[start Excerpted records]
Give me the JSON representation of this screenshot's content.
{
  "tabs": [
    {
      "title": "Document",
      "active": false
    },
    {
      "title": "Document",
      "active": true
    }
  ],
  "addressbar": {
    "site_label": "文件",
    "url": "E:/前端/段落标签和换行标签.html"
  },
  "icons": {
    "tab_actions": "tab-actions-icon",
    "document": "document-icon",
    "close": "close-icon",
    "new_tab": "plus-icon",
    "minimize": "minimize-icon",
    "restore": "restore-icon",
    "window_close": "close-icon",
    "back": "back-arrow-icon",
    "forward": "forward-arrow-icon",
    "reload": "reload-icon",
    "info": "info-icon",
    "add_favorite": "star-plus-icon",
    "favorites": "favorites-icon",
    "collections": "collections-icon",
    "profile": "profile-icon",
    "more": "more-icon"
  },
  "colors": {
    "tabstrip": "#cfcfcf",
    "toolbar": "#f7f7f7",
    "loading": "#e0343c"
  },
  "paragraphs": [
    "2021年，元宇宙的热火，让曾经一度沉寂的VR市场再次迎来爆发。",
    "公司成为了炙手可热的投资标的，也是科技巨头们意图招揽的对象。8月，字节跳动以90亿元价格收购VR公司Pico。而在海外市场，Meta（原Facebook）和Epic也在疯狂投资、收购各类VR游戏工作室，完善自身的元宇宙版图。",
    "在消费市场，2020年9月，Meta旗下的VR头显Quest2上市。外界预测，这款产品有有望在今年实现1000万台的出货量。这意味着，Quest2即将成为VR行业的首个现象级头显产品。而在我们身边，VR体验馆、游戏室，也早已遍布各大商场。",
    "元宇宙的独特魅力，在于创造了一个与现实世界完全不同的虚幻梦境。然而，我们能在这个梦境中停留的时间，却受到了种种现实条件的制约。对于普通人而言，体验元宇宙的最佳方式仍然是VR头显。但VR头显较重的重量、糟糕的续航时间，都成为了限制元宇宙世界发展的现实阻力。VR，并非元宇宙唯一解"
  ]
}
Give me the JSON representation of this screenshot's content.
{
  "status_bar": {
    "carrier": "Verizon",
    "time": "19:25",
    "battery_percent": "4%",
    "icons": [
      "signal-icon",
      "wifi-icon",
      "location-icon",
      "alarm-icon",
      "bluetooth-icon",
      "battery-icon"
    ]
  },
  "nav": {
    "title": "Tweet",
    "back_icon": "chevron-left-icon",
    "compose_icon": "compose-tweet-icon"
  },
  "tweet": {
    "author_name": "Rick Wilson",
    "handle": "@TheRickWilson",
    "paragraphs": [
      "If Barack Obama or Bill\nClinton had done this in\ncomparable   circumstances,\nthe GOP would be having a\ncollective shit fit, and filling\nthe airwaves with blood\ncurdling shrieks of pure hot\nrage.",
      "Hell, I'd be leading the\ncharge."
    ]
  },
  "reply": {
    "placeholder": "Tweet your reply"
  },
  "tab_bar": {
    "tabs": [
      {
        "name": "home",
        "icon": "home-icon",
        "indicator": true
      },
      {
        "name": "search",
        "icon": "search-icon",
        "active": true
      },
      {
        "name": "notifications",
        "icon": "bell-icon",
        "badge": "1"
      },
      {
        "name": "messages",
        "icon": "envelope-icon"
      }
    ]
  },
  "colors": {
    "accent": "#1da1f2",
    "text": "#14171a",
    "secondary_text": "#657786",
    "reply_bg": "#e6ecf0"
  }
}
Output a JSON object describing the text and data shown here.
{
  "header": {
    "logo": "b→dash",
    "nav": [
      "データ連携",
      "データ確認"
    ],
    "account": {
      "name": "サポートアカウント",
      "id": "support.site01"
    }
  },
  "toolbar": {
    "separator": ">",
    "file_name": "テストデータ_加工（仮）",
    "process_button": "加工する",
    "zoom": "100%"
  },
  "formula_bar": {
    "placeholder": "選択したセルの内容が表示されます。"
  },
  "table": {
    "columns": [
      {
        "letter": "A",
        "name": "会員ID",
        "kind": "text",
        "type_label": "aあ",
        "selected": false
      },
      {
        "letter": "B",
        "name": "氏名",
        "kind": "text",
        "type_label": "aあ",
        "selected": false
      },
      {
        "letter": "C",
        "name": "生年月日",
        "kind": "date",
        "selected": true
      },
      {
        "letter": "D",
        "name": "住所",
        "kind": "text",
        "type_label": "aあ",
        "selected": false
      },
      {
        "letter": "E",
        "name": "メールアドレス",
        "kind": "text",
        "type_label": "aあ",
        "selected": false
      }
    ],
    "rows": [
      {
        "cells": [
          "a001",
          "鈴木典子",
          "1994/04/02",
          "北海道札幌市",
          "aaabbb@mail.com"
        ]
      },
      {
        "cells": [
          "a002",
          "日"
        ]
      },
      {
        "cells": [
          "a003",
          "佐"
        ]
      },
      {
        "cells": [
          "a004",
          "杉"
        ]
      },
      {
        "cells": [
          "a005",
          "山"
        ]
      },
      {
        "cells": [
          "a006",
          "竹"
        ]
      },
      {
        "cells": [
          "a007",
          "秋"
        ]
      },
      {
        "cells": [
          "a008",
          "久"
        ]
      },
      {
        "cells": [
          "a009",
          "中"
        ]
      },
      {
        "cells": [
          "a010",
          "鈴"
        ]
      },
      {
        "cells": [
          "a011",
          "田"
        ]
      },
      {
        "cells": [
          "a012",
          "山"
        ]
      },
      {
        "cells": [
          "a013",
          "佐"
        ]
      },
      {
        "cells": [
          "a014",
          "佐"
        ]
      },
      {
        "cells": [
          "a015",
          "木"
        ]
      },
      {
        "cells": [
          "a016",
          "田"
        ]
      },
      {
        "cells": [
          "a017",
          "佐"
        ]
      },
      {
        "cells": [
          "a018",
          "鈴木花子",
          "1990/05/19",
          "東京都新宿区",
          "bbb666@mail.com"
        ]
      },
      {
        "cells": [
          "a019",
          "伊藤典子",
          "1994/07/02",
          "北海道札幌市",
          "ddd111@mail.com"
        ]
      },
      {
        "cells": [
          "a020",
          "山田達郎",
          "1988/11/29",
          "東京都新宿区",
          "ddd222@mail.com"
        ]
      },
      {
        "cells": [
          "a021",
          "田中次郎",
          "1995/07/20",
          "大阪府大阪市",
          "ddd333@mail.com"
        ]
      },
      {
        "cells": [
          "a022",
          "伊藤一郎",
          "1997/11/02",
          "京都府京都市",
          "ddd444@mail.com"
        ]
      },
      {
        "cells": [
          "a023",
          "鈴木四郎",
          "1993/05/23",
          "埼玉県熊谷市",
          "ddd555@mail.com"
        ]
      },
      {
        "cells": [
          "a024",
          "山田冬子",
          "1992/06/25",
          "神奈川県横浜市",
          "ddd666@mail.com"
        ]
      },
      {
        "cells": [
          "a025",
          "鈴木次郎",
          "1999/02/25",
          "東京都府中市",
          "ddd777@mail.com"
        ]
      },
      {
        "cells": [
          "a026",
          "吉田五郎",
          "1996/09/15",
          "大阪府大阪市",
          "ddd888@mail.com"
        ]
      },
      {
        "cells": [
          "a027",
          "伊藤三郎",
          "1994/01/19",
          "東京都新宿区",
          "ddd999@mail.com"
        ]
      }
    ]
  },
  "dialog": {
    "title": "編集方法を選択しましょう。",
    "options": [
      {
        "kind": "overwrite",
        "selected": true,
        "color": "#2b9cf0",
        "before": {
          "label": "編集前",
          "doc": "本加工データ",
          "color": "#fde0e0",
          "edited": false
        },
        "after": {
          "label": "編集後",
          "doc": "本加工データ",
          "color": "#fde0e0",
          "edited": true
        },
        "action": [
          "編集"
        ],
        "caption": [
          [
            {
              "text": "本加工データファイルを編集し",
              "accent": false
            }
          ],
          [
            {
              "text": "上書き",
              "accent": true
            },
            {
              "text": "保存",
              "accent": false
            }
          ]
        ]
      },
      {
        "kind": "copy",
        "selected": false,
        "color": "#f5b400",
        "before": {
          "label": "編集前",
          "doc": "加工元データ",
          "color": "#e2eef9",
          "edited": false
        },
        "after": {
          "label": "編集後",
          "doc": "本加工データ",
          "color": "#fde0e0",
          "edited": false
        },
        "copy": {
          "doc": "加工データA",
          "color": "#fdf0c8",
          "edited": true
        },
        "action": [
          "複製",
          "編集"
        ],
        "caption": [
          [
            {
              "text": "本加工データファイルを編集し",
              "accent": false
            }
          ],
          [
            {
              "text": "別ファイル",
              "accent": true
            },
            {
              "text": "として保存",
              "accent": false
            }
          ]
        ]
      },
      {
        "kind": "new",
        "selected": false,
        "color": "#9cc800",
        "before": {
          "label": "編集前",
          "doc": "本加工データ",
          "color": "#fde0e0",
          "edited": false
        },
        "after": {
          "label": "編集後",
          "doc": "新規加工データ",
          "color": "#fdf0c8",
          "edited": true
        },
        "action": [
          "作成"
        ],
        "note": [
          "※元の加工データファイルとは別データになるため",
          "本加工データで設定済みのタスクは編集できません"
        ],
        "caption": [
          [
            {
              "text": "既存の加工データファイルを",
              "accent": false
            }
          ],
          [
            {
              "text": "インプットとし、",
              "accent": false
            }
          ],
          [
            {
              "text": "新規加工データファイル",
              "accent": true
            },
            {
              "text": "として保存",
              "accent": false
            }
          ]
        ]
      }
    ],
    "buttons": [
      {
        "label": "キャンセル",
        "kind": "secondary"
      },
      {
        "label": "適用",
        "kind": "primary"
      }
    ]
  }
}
[end Excerpted records]
◆ What needs to be done
Look through the entries above and count each line holding "placeholder"; report the count alone.

◆ Reply
2